Extrait fourni
-=-=-

Enfin, la gestion des non conformités est compliquée, parfois quasi impossible (la teneur ne baisse qu’après de longs traitements) et parfois le seuil met du temps à être fixé.
Quant aux moyens de rétablissement de la conformité, ils sont couteux quand ils sont curatifs : la mission préconise d’augmenter les ressources des agences de l’eau pour y faire face (le projet de budget 2025 les diminuait…). La mission s’inquiète toutefois de « l’échec global de la préservation de la qualité de l’eau pour ce qui concerne les pesticides » : elle insiste sur une meilleure protection des captages (un grand nombre sont mal protégés) et, en cas d’échec, préconise l’interdiction de produits phytosanitaires dans un périmètre donné. Elle insiste par ailleurs sur la nécessité de changements de pratiques agricoles.
Enfin, pour expliquer que le rapport n’ait pas été rendu public, la ministre en charge de l’environnement évoquait l’élaboration en cours d’une feuille de route sur la pollution de l’eau par les pesticides. Le vote de la censure a fait disparaître le projet… qui n’a peut-être jamais existé. Le contexte actuel se prête mal à une mesure qui serait interprétée comme contraire aux intérêts agricoles bien que favorable à la santé publique… Pour autant, le rapport établit un constat qui ne pourra être oublié.

-=-=-

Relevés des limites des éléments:
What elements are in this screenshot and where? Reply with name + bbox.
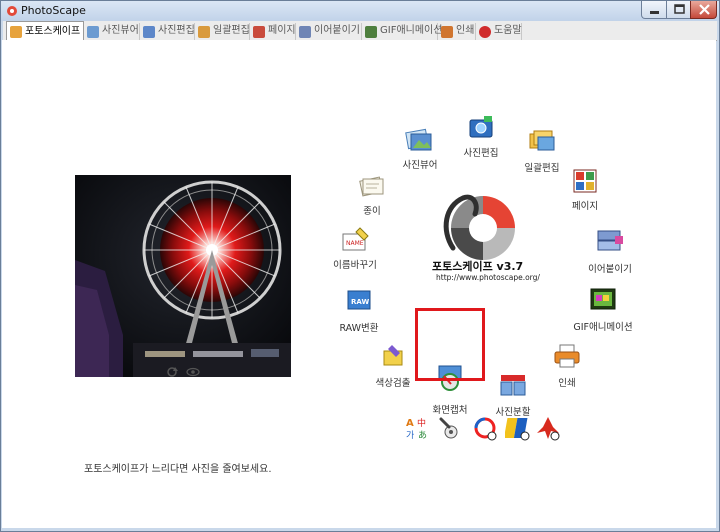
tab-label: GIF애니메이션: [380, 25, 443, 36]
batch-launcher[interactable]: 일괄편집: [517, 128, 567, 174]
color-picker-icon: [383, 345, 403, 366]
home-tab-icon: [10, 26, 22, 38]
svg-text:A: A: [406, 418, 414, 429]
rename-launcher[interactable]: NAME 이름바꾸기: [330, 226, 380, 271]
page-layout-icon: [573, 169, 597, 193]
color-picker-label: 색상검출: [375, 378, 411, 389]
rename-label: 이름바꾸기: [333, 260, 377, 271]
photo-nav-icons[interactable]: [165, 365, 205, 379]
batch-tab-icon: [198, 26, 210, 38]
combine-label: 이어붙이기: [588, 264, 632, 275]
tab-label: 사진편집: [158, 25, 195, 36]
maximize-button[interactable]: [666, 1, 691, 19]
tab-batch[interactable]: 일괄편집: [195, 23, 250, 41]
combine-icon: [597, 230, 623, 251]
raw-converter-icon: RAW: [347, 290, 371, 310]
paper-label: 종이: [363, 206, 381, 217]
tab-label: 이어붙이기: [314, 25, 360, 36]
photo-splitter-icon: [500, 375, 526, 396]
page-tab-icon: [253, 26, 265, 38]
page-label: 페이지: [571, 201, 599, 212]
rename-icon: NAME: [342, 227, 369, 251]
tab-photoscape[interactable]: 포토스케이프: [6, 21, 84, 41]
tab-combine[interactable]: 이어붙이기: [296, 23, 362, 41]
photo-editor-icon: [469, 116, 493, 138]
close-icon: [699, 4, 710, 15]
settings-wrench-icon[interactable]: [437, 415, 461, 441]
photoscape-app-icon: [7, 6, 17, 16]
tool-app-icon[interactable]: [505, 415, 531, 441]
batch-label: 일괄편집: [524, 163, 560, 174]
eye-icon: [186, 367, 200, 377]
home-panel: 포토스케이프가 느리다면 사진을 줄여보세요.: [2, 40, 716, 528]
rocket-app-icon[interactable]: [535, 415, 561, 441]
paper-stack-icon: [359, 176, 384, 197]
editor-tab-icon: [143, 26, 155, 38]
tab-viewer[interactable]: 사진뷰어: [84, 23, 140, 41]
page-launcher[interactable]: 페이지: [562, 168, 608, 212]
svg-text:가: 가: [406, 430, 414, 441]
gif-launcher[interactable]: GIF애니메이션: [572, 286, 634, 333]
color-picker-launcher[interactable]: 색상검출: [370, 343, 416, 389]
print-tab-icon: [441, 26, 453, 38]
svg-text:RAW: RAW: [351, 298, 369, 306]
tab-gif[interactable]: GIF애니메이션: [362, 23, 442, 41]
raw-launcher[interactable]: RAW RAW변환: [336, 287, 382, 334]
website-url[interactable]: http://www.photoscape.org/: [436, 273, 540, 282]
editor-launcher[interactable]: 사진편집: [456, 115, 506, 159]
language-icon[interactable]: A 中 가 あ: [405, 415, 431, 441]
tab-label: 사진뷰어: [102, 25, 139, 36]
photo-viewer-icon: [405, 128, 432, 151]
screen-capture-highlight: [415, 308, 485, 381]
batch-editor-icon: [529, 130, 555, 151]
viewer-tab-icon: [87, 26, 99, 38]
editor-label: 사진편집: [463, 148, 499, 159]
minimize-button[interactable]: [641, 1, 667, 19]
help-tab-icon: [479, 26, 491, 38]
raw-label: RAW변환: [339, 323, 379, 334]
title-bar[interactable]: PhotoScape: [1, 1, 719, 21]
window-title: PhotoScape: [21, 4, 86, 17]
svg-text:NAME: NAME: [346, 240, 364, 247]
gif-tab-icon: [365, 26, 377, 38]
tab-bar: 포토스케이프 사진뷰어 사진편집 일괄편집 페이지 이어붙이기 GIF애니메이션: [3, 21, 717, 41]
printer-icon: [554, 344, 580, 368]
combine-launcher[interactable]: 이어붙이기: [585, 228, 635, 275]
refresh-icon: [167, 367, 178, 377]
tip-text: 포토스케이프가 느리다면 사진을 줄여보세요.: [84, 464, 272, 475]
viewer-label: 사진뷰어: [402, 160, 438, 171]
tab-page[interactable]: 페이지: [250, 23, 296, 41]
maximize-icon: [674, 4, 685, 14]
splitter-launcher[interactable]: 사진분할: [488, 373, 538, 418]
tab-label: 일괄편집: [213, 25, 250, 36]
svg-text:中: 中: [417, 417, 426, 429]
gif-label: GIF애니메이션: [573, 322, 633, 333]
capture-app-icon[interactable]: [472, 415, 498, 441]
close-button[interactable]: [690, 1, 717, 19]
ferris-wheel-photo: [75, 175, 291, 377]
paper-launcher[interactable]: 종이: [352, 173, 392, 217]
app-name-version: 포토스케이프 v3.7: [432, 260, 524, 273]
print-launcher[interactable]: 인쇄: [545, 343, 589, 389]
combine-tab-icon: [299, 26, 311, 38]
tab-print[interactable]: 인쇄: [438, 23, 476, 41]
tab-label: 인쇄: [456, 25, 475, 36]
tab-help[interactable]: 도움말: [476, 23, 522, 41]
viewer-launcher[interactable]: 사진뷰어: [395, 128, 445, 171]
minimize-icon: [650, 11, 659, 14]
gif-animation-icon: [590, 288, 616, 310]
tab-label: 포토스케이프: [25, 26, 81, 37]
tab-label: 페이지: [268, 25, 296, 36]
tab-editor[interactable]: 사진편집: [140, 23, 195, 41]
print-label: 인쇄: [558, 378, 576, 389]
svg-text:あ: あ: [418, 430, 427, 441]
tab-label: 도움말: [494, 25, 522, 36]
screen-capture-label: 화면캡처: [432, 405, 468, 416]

-=-=-

Consignes écrites
a) Reformulez sous forme de liste, en gardant ses faits principaux, le paragraphe de l'extrait qui commence par « Quant aux moyens de rétablissement ».
b) Recopiez fidèlement le passage de l'extrait qui commence par « Enfin, la gestion » et se termine par « à être fixé. ».
Le matériel qui accompagne l'extrait est indépendant de celui-ci.

Corrigé
a)
- Les moyens curatifs de rétablissement de la conformité coûtent cher, et la mission préconise d'augmenter les ressources des agences de l'eau pour y faire face. Le projet de budget 2025 diminuait ces ressources.
- La mission s'inquiète de « l'échec global de la préservation de la qualité de l'eau » en ce qui concerne les pesticides.
- Elle insiste sur une meilleure protection des captages, dont un grand nombre sont mal protégés.
- En cas d'échec, elle préconise l'interdiction des produits phytosanitaires dans un périmètre donné.
- Elle insiste aussi sur la nécessité de changer les pratiques agricoles.

b)
Enfin, la gestion des non conformités est compliquée, parfois quasi impossible (la teneur ne baisse qu’après de longs traitements) et parfois le seuil met du temps à être fixé.